What to work on: Extract all of the entries and give them again, word for word.

Data entries:
>>
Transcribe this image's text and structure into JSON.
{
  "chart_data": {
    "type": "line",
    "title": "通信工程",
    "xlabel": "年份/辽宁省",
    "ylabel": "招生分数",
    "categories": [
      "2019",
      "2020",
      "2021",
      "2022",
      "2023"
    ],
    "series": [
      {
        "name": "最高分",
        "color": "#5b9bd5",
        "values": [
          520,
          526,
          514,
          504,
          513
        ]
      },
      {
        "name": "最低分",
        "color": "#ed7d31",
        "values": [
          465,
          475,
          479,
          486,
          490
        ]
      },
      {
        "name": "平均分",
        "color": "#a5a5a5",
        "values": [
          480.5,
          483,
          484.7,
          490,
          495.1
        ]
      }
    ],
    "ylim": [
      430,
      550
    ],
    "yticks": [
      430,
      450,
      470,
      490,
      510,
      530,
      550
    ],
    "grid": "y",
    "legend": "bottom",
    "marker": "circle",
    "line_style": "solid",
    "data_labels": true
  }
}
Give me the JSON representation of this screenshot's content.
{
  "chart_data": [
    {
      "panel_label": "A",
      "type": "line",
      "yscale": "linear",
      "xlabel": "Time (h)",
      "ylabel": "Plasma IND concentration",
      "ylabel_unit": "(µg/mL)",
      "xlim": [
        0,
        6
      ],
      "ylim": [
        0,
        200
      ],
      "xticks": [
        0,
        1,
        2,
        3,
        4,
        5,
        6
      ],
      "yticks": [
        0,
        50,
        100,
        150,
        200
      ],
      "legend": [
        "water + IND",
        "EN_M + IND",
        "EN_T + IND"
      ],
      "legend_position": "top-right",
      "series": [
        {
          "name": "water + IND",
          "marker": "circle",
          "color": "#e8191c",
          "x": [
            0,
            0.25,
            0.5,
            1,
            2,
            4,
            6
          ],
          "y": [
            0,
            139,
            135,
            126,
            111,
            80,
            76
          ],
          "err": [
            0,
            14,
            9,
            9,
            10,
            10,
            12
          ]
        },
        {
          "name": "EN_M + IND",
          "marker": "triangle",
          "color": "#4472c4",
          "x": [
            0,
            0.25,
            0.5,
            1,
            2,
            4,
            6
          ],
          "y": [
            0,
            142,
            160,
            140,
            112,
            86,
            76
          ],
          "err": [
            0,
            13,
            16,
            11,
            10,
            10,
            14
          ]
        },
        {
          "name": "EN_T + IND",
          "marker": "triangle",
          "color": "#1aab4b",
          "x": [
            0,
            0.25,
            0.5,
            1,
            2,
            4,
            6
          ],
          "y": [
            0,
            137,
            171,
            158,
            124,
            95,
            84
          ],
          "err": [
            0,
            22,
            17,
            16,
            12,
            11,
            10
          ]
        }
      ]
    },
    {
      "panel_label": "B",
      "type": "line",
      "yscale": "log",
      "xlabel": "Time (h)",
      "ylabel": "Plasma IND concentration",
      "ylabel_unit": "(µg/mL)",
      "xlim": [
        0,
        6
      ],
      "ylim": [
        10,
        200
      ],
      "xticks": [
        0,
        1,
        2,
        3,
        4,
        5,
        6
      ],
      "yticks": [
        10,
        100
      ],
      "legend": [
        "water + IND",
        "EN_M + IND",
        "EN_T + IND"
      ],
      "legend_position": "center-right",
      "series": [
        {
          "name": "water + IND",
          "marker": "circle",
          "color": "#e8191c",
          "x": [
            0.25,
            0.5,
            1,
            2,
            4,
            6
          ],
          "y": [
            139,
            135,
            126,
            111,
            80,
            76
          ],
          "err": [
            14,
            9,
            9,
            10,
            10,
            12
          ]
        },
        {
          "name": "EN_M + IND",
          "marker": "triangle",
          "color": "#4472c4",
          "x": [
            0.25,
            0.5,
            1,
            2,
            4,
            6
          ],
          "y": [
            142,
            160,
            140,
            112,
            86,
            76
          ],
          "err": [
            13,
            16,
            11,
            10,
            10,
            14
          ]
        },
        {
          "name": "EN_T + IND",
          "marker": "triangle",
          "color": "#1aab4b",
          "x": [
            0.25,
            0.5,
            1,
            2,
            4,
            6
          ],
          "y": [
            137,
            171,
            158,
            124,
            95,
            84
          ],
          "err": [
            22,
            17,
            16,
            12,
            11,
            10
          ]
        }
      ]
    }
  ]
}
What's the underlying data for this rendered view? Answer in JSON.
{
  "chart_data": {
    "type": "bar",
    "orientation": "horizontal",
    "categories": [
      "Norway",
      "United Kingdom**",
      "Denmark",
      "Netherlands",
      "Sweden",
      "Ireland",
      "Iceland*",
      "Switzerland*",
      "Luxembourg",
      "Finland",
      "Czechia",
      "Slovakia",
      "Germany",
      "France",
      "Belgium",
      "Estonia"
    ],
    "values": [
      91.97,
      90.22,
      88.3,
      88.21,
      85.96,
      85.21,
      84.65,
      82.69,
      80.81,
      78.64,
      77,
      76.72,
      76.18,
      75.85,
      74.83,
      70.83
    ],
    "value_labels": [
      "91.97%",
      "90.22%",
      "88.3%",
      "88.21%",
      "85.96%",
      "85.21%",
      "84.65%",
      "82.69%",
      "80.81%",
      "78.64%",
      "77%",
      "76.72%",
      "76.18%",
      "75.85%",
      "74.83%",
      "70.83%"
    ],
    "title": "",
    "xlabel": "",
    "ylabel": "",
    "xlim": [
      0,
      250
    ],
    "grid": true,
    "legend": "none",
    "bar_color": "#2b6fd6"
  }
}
<<
Answer to the task:
Transcribe this image's text and structure into JSON.
{
  "chart_data": {
    "type": "line",
    "title": "通信工程",
    "xlabel": "年份/辽宁省",
    "ylabel": "招生分数",
    "categories": [
      "2019",
      "2020",
      "2021",
      "2022",
      "2023"
    ],
    "series": [
      {
        "name": "最高分",
        "color": "#5b9bd5",
        "values": [
          520,
          526,
          514,
          504,
          513
        ]
      },
      {
        "name": "最低分",
        "color": "#ed7d31",
        "values": [
          465,
          475,
          479,
          486,
          490
        ]
      },
      {
        "name": "平均分",
        "color": "#a5a5a5",
        "values": [
          480.5,
          483,
          484.7,
          490,
          495.1
        ]
      }
    ],
    "ylim": [
      430,
      550
    ],
    "yticks": [
      430,
      450,
      470,
      490,
      510,
      530,
      550
    ],
    "grid": "y",
    "legend": "bottom",
    "marker": "circle",
    "line_style": "solid",
    "data_labels": true
  }
}
Give me the JSON representation of this screenshot's content.
{
  "chart_data": [
    {
      "panel_label": "A",
      "type": "line",
      "yscale": "linear",
      "xlabel": "Time (h)",
      "ylabel": "Plasma IND concentration",
      "ylabel_unit": "(µg/mL)",
      "xlim": [
        0,
        6
      ],
      "ylim": [
        0,
        200
      ],
      "xticks": [
        0,
        1,
        2,
        3,
        4,
        5,
        6
      ],
      "yticks": [
        0,
        50,
        100,
        150,
        200
      ],
      "legend": [
        "water + IND",
        "EN_M + IND",
        "EN_T + IND"
      ],
      "legend_position": "top-right",
      "series": [
        {
          "name": "water + IND",
          "marker": "circle",
          "color": "#e8191c",
          "x": [
            0,
            0.25,
            0.5,
            1,
            2,
            4,
            6
          ],
          "y": [
            0,
            139,
            135,
            126,
            111,
            80,
            76
          ],
          "err": [
            0,
            14,
            9,
            9,
            10,
            10,
            12
          ]
        },
        {
          "name": "EN_M + IND",
          "marker": "triangle",
          "color": "#4472c4",
          "x": [
            0,
            0.25,
            0.5,
            1,
            2,
            4,
            6
          ],
          "y": [
            0,
            142,
            160,
            140,
            112,
            86,
            76
          ],
          "err": [
            0,
            13,
            16,
            11,
            10,
            10,
            14
          ]
        },
        {
          "name": "EN_T + IND",
          "marker": "triangle",
          "color": "#1aab4b",
          "x": [
            0,
            0.25,
            0.5,
            1,
            2,
            4,
            6
          ],
          "y": [
            0,
            137,
            171,
            158,
            124,
            95,
            84
          ],
          "err": [
            0,
            22,
            17,
            16,
            12,
            11,
            10
          ]
        }
      ]
    },
    {
      "panel_label": "B",
      "type": "line",
      "yscale": "log",
      "xlabel": "Time (h)",
      "ylabel": "Plasma IND concentration",
      "ylabel_unit": "(µg/mL)",
      "xlim": [
        0,
        6
      ],
      "ylim": [
        10,
        200
      ],
      "xticks": [
        0,
        1,
        2,
        3,
        4,
        5,
        6
      ],
      "yticks": [
        10,
        100
      ],
      "legend": [
        "water + IND",
        "EN_M + IND",
        "EN_T + IND"
      ],
      "legend_position": "center-right",
      "series": [
        {
          "name": "water + IND",
          "marker": "circle",
          "color": "#e8191c",
          "x": [
            0.25,
            0.5,
            1,
            2,
            4,
            6
          ],
          "y": [
            139,
            135,
            126,
            111,
            80,
            76
          ],
          "err": [
            14,
            9,
            9,
            10,
            10,
            12
          ]
        },
        {
          "name": "EN_M + IND",
          "marker": "triangle",
          "color": "#4472c4",
          "x": [
            0.25,
            0.5,
            1,
            2,
            4,
            6
          ],
          "y": [
            142,
            160,
            140,
            112,
            86,
            76
          ],
          "err": [
            13,
            16,
            11,
            10,
            10,
            14
          ]
        },
        {
          "name": "EN_T + IND",
          "marker": "triangle",
          "color": "#1aab4b",
          "x": [
            0.25,
            0.5,
            1,
            2,
            4,
            6
          ],
          "y": [
            137,
            171,
            158,
            124,
            95,
            84
          ],
          "err": [
            22,
            17,
            16,
            12,
            11,
            10
          ]
        }
      ]
    }
  ]
}
What's the underlying data for this rendered view? Answer in JSON.
{
  "chart_data": {
    "type": "bar",
    "orientation": "horizontal",
    "categories": [
      "Norway",
      "United Kingdom**",
      "Denmark",
      "Netherlands",
      "Sweden",
      "Ireland",
      "Iceland*",
      "Switzerland*",
      "Luxembourg",
      "Finland",
      "Czechia",
      "Slovakia",
      "Germany",
      "France",
      "Belgium",
      "Estonia"
    ],
    "values": [
      91.97,
      90.22,
      88.3,
      88.21,
      85.96,
      85.21,
      84.65,
      82.69,
      80.81,
      78.64,
      77,
      76.72,
      76.18,
      75.85,
      74.83,
      70.83
    ],
    "value_labels": [
      "91.97%",
      "90.22%",
      "88.3%",
      "88.21%",
      "85.96%",
      "85.21%",
      "84.65%",
      "82.69%",
      "80.81%",
      "78.64%",
      "77%",
      "76.72%",
      "76.18%",
      "75.85%",
      "74.83%",
      "70.83%"
    ],
    "title": "",
    "xlabel": "",
    "ylabel": "",
    "xlim": [
      0,
      250
    ],
    "grid": true,
    "legend": "none",
    "bar_color": "#2b6fd6"
  }
}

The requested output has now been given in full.